> [TASK DETAILS] Print the entries below in their entirety, exactly as they are written.
:: EXTRACTED MATERIAL
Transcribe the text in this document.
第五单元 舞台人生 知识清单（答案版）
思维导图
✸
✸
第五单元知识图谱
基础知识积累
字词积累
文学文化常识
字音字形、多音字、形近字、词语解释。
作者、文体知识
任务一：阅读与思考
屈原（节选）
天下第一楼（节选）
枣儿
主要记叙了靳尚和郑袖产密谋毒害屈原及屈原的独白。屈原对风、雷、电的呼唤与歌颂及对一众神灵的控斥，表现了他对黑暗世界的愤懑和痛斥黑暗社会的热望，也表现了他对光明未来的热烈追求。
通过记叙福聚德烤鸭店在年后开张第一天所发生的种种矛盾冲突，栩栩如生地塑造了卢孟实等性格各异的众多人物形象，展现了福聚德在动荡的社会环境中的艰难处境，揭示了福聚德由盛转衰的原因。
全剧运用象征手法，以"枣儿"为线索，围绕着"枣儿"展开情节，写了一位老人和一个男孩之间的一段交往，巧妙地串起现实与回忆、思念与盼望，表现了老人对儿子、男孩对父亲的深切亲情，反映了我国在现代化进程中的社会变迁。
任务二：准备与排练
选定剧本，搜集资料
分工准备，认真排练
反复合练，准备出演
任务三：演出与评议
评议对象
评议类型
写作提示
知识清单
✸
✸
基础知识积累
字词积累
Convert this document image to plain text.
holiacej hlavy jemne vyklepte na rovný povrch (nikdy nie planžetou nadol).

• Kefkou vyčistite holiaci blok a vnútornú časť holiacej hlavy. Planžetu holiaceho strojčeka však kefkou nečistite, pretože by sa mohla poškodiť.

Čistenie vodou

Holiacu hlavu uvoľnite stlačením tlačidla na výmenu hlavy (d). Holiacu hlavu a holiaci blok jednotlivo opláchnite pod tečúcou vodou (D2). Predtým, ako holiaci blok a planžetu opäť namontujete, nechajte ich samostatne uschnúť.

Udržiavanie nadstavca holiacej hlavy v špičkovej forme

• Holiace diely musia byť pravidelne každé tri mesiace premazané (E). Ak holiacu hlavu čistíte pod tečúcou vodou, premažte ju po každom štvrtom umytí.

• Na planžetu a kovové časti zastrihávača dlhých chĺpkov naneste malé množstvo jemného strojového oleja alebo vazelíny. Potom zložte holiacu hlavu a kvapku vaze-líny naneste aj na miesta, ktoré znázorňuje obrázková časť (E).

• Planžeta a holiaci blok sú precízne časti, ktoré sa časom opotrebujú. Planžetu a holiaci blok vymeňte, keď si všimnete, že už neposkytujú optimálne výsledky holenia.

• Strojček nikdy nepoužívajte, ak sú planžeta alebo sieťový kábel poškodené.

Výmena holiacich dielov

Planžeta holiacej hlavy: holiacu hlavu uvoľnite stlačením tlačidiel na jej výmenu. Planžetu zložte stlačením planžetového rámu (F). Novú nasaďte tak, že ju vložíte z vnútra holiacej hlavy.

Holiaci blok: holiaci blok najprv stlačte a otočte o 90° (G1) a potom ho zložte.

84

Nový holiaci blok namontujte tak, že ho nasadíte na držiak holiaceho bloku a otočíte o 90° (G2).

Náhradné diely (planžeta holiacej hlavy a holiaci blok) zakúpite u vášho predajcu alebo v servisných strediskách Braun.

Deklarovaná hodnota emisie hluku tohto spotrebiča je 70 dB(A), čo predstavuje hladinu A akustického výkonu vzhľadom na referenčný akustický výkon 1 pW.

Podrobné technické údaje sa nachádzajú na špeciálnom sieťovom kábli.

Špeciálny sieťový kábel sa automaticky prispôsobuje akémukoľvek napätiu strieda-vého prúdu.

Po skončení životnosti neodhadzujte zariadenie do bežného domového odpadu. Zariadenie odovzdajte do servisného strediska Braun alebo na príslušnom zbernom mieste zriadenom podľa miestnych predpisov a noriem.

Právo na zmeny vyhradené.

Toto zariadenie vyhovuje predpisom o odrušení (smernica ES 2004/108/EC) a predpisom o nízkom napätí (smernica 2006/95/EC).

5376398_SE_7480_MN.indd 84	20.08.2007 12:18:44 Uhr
::::
> [WRITTEN ANSWER]
Transcribe the text in this document.
第五单元 舞台人生 知识清单（答案版）
思维导图
✸
✸
第五单元知识图谱
基础知识积累
字词积累
文学文化常识
字音字形、多音字、形近字、词语解释。
作者、文体知识
任务一：阅读与思考
屈原（节选）
天下第一楼（节选）
枣儿
主要记叙了靳尚和郑袖产密谋毒害屈原及屈原的独白。屈原对风、雷、电的呼唤与歌颂及对一众神灵的控斥，表现了他对黑暗世界的愤懑和痛斥黑暗社会的热望，也表现了他对光明未来的热烈追求。
通过记叙福聚德烤鸭店在年后开张第一天所发生的种种矛盾冲突，栩栩如生地塑造了卢孟实等性格各异的众多人物形象，展现了福聚德在动荡的社会环境中的艰难处境，揭示了福聚德由盛转衰的原因。
全剧运用象征手法，以"枣儿"为线索，围绕着"枣儿"展开情节，写了一位老人和一个男孩之间的一段交往，巧妙地串起现实与回忆、思念与盼望，表现了老人对儿子、男孩对父亲的深切亲情，反映了我国在现代化进程中的社会变迁。
任务二：准备与排练
选定剧本，搜集资料
分工准备，认真排练
反复合练，准备出演
任务三：演出与评议
评议对象
评议类型
写作提示
知识清单
✸
✸
基础知识积累
字词积累
Convert this document image to plain text.
holiacej hlavy jemne vyklepte na rovný povrch (nikdy nie planžetou nadol).

• Kefkou vyčistite holiaci blok a vnútornú časť holiacej hlavy. Planžetu holiaceho strojčeka však kefkou nečistite, pretože by sa mohla poškodiť.

Čistenie vodou

Holiacu hlavu uvoľnite stlačením tlačidla na výmenu hlavy (d). Holiacu hlavu a holiaci blok jednotlivo opláchnite pod tečúcou vodou (D2). Predtým, ako holiaci blok a planžetu opäť namontujete, nechajte ich samostatne uschnúť.

Udržiavanie nadstavca holiacej hlavy v špičkovej forme

• Holiace diely musia byť pravidelne každé tri mesiace premazané (E). Ak holiacu hlavu čistíte pod tečúcou vodou, premažte ju po každom štvrtom umytí.

• Na planžetu a kovové časti zastrihávača dlhých chĺpkov naneste malé množstvo jemného strojového oleja alebo vazelíny. Potom zložte holiacu hlavu a kvapku vaze-líny naneste aj na miesta, ktoré znázorňuje obrázková časť (E).

• Planžeta a holiaci blok sú precízne časti, ktoré sa časom opotrebujú. Planžetu a holiaci blok vymeňte, keď si všimnete, že už neposkytujú optimálne výsledky holenia.

• Strojček nikdy nepoužívajte, ak sú planžeta alebo sieťový kábel poškodené.

Výmena holiacich dielov

Planžeta holiacej hlavy: holiacu hlavu uvoľnite stlačením tlačidiel na jej výmenu. Planžetu zložte stlačením planžetového rámu (F). Novú nasaďte tak, že ju vložíte z vnútra holiacej hlavy.

Holiaci blok: holiaci blok najprv stlačte a otočte o 90° (G1) a potom ho zložte.

84

Nový holiaci blok namontujte tak, že ho nasadíte na držiak holiaceho bloku a otočíte o 90° (G2).

Náhradné diely (planžeta holiacej hlavy a holiaci blok) zakúpite u vášho predajcu alebo v servisných strediskách Braun.

Deklarovaná hodnota emisie hluku tohto spotrebiča je 70 dB(A), čo predstavuje hladinu A akustického výkonu vzhľadom na referenčný akustický výkon 1 pW.

Podrobné technické údaje sa nachádzajú na špeciálnom sieťovom kábli.

Špeciálny sieťový kábel sa automaticky prispôsobuje akémukoľvek napätiu strieda-vého prúdu.

Po skončení životnosti neodhadzujte zariadenie do bežného domového odpadu. Zariadenie odovzdajte do servisného strediska Braun alebo na príslušnom zbernom mieste zriadenom podľa miestnych predpisov a noriem.

Právo na zmeny vyhradené.

Toto zariadenie vyhovuje predpisom o odrušení (smernica ES 2004/108/EC) a predpisom o nízkom napätí (smernica 2006/95/EC).

5376398_SE_7480_MN.indd 84	20.08.2007 12:18:44 Uhr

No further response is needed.